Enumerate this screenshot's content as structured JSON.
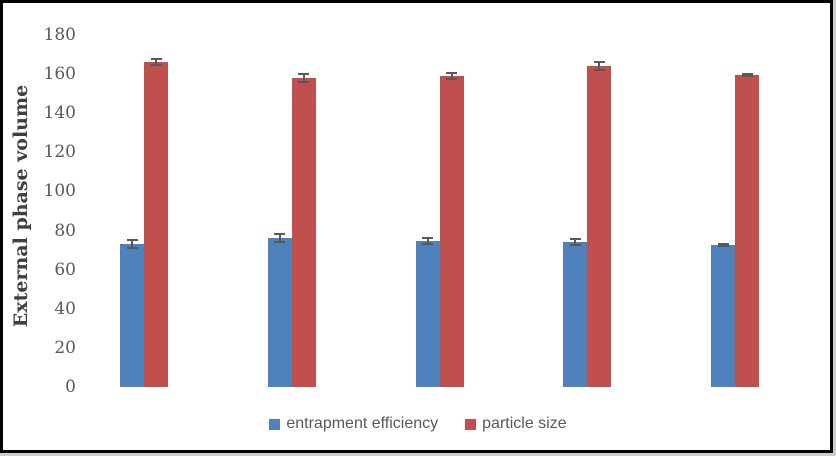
{
  "figure": {
    "background": "#ffffff",
    "frame_border_color": "#000000",
    "outer_edge_color": "#cccccc"
  },
  "chart_data": {
    "type": "bar",
    "title": "",
    "xlabel": "",
    "ylabel": "External phase volume",
    "categories": [
      "",
      "",
      "",
      "",
      ""
    ],
    "series": [
      {
        "name": "entrapment efficiency",
        "color": "#4f81bd",
        "values": [
          73,
          76,
          74.5,
          74,
          72.5
        ],
        "errors": [
          2,
          2,
          1.5,
          1.5,
          0.5
        ]
      },
      {
        "name": "particle size",
        "color": "#c0504d",
        "values": [
          166,
          158,
          159,
          164,
          159.5
        ],
        "errors": [
          1.5,
          2,
          1.5,
          2,
          0.5
        ]
      }
    ],
    "ylim": [
      0,
      180
    ],
    "yticks": [
      0,
      20,
      40,
      60,
      80,
      100,
      120,
      140,
      160,
      180
    ],
    "grid": false,
    "axis_lines": false,
    "legend_position": "bottom",
    "error_bar_color": "#595959",
    "tick_text_color": "#595959",
    "axis_title_color": "#404040",
    "legend_text_color": "#595959"
  }
}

:::

● WHAT TO PRODUCE
Output the records above exactly as they are, leaving out the pictures.

● REPLY TO THE TASK
Enumerate this screenshot's content as structured JSON.
{
  "figure": {
    "background": "#ffffff",
    "frame_border_color": "#000000",
    "outer_edge_color": "#cccccc"
  },
  "chart_data": {
    "type": "bar",
    "title": "",
    "xlabel": "",
    "ylabel": "External phase volume",
    "categories": [
      "",
      "",
      "",
      "",
      ""
    ],
    "series": [
      {
        "name": "entrapment efficiency",
        "color": "#4f81bd",
        "values": [
          73,
          76,
          74.5,
          74,
          72.5
        ],
        "errors": [
          2,
          2,
          1.5,
          1.5,
          0.5
        ]
      },
      {
        "name": "particle size",
        "color": "#c0504d",
        "values": [
          166,
          158,
          159,
          164,
          159.5
        ],
        "errors": [
          1.5,
          2,
          1.5,
          2,
          0.5
        ]
      }
    ],
    "ylim": [
      0,
      180
    ],
    "yticks": [
      0,
      20,
      40,
      60,
      80,
      100,
      120,
      140,
      160,
      180
    ],
    "grid": false,
    "axis_lines": false,
    "legend_position": "bottom",
    "error_bar_color": "#595959",
    "tick_text_color": "#595959",
    "axis_title_color": "#404040",
    "legend_text_color": "#595959"
  }
}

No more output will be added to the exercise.